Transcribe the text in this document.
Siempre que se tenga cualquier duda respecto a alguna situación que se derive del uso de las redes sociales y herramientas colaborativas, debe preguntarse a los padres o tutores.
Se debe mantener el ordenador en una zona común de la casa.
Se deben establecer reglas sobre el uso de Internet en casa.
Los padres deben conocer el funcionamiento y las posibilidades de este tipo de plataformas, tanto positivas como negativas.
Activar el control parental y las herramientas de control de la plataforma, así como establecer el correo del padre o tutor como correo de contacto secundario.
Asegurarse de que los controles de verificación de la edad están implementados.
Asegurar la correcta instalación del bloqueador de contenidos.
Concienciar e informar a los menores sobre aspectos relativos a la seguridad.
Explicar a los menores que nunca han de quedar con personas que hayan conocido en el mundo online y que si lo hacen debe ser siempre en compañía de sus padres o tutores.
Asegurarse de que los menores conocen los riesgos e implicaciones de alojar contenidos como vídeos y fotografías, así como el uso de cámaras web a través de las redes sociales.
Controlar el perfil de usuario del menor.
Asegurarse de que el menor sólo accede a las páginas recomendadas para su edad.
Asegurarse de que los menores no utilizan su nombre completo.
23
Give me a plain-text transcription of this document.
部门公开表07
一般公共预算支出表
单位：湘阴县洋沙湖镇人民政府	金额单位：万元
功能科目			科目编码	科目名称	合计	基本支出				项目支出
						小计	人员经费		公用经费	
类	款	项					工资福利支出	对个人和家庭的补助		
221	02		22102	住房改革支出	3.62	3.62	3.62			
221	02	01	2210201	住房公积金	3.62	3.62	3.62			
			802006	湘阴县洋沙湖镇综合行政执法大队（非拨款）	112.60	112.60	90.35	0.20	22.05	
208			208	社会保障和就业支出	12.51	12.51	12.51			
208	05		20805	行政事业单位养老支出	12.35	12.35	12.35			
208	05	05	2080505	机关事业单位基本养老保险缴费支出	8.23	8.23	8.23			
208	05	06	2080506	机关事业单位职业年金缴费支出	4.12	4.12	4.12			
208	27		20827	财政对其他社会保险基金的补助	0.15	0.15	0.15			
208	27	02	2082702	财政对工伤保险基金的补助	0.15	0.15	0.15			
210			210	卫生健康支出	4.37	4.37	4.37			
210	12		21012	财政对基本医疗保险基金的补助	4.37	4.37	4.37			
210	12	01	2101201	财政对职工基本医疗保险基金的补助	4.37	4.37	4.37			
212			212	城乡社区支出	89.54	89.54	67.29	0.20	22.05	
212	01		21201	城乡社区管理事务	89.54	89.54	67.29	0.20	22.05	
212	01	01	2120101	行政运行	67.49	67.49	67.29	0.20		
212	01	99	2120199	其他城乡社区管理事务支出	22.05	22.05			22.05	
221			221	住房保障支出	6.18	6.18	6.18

= = = = =

→ **WRITTEN REQUEST**:
Using the entries above, please restate each one word for word.

→ **COMPLETE RESPONSE**:
Transcribe the text in this document.
Siempre que se tenga cualquier duda respecto a alguna situación que se derive del uso de las redes sociales y herramientas colaborativas, debe preguntarse a los padres o tutores.
Se debe mantener el ordenador en una zona común de la casa.
Se deben establecer reglas sobre el uso de Internet en casa.
Los padres deben conocer el funcionamiento y las posibilidades de este tipo de plataformas, tanto positivas como negativas.
Activar el control parental y las herramientas de control de la plataforma, así como establecer el correo del padre o tutor como correo de contacto secundario.
Asegurarse de que los controles de verificación de la edad están implementados.
Asegurar la correcta instalación del bloqueador de contenidos.
Concienciar e informar a los menores sobre aspectos relativos a la seguridad.
Explicar a los menores que nunca han de quedar con personas que hayan conocido en el mundo online y que si lo hacen debe ser siempre en compañía de sus padres o tutores.
Asegurarse de que los menores conocen los riesgos e implicaciones de alojar contenidos como vídeos y fotografías, así como el uso de cámaras web a través de las redes sociales.
Controlar el perfil de usuario del menor.
Asegurarse de que el menor sólo accede a las páginas recomendadas para su edad.
Asegurarse de que los menores no utilizan su nombre completo.
23
Give me a plain-text transcription of this document.
部门公开表07
一般公共预算支出表
单位：湘阴县洋沙湖镇人民政府	金额单位：万元
功能科目			科目编码	科目名称	合计	基本支出				项目支出
						小计	人员经费		公用经费	
类	款	项					工资福利支出	对个人和家庭的补助		
221	02		22102	住房改革支出	3.62	3.62	3.62			
221	02	01	2210201	住房公积金	3.62	3.62	3.62			
			802006	湘阴县洋沙湖镇综合行政执法大队（非拨款）	112.60	112.60	90.35	0.20	22.05	
208			208	社会保障和就业支出	12.51	12.51	12.51			
208	05		20805	行政事业单位养老支出	12.35	12.35	12.35			
208	05	05	2080505	机关事业单位基本养老保险缴费支出	8.23	8.23	8.23			
208	05	06	2080506	机关事业单位职业年金缴费支出	4.12	4.12	4.12			
208	27		20827	财政对其他社会保险基金的补助	0.15	0.15	0.15			
208	27	02	2082702	财政对工伤保险基金的补助	0.15	0.15	0.15			
210			210	卫生健康支出	4.37	4.37	4.37			
210	12		21012	财政对基本医疗保险基金的补助	4.37	4.37	4.37			
210	12	01	2101201	财政对职工基本医疗保险基金的补助	4.37	4.37	4.37			
212			212	城乡社区支出	89.54	89.54	67.29	0.20	22.05	
212	01		21201	城乡社区管理事务	89.54	89.54	67.29	0.20	22.05	
212	01	01	2120101	行政运行	67.49	67.49	67.29	0.20		
212	01	99	2120199	其他城乡社区管理事务支出	22.05	22.05			22.05	
221			221	住房保障支出	6.18	6.18	6.18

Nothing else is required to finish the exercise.